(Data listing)
<<<<
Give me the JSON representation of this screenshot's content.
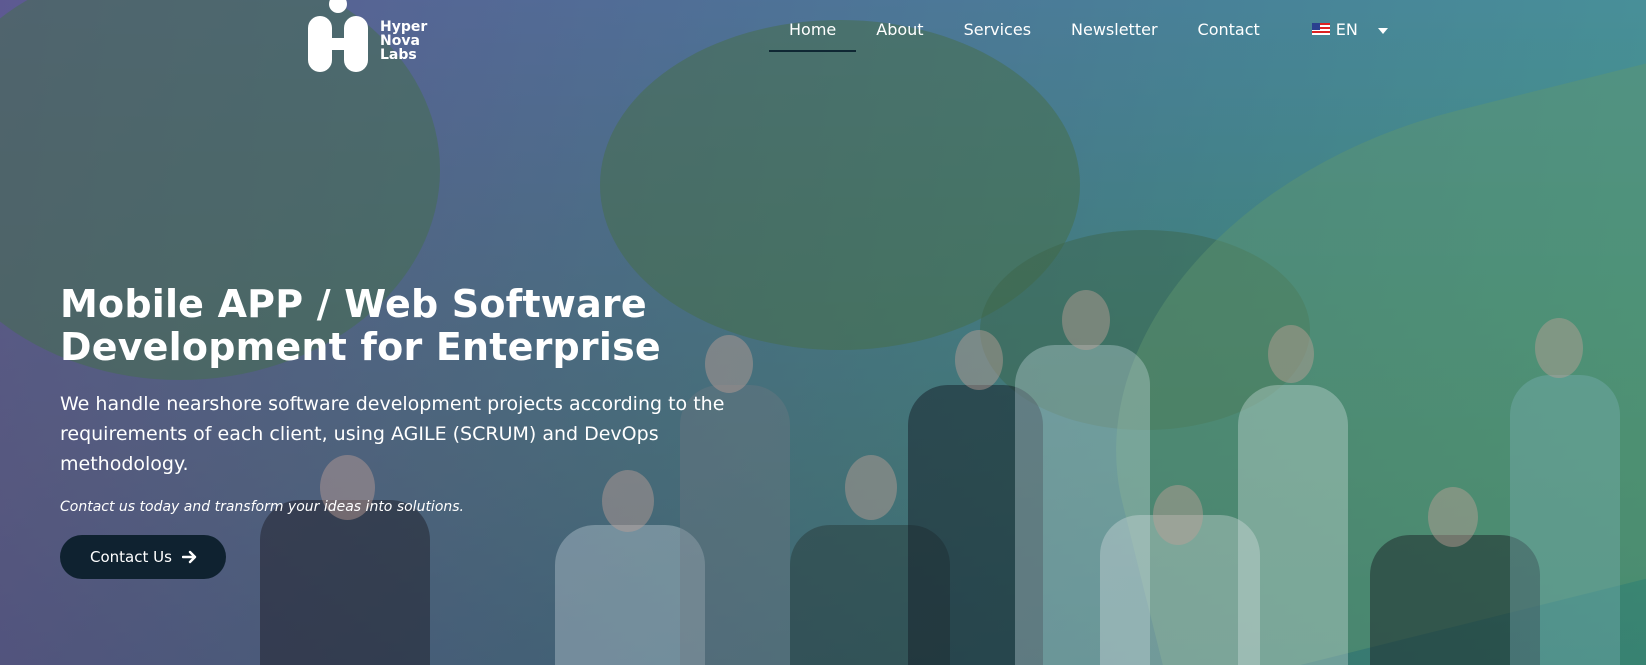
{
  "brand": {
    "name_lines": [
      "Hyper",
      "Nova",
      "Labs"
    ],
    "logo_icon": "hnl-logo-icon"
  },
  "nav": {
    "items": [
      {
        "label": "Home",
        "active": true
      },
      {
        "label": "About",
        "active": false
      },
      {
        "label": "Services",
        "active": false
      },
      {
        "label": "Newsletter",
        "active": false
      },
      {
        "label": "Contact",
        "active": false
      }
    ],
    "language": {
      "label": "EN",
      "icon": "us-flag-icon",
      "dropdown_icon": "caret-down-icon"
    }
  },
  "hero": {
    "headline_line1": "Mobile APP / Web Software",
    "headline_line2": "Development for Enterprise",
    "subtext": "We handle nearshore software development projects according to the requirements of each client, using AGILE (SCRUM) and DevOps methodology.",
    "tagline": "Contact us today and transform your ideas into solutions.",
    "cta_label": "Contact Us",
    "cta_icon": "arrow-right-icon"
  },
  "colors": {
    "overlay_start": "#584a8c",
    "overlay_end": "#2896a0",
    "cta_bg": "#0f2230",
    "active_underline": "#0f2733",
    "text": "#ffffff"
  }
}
>>>>
<<<<
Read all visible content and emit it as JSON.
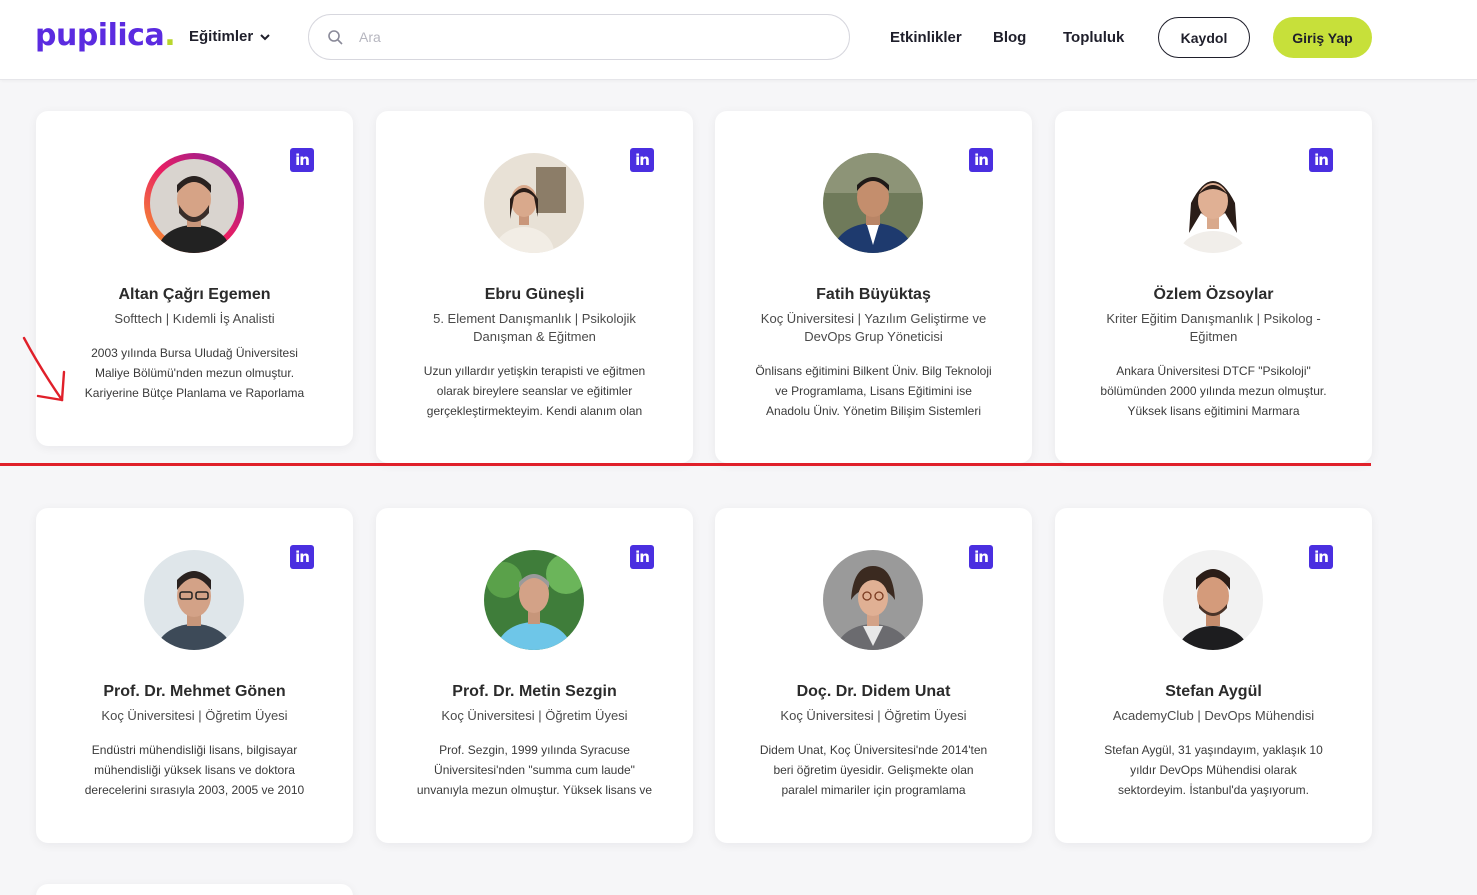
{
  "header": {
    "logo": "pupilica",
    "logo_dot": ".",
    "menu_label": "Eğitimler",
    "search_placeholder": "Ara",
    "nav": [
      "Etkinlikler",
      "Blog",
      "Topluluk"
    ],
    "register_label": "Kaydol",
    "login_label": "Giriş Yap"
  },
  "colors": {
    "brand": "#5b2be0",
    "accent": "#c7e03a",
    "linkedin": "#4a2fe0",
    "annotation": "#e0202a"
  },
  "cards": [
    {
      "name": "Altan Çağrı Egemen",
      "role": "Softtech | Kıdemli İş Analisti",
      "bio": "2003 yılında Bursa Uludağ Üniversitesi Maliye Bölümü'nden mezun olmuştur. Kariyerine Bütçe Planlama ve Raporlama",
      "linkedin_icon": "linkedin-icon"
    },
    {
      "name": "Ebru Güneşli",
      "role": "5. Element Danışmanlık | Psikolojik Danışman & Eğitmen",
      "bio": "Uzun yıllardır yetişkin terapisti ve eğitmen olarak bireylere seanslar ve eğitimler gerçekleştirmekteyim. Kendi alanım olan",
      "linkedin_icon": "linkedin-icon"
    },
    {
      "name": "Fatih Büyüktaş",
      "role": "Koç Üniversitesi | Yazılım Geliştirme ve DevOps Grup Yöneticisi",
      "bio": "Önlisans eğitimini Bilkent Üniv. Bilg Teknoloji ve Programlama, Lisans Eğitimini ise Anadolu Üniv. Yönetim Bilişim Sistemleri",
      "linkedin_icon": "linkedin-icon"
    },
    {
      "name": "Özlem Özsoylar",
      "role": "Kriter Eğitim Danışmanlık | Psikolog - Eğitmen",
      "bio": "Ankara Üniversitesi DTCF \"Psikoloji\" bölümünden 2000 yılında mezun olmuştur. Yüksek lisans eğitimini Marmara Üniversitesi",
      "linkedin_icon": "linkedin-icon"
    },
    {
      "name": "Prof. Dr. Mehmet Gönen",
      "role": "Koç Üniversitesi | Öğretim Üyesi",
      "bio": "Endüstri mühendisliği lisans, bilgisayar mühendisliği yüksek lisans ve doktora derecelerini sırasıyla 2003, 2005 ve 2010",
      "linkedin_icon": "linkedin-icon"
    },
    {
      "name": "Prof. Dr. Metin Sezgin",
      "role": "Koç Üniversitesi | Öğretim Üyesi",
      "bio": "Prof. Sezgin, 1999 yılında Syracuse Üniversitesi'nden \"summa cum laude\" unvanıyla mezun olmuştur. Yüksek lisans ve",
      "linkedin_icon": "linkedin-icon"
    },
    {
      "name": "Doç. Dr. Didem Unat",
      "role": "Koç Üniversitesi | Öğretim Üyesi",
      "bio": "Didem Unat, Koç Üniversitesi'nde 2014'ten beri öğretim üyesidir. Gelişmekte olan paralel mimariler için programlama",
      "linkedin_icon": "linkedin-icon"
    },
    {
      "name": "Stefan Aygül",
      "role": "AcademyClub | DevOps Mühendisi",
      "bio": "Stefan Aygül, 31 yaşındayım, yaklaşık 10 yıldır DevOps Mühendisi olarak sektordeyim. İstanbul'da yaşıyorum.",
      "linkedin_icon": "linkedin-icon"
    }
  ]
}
>>>>
:: What needs to be done ::
What is the number of lines containing "Danışmanlık"? Give that number only.

:: Task solution ::
2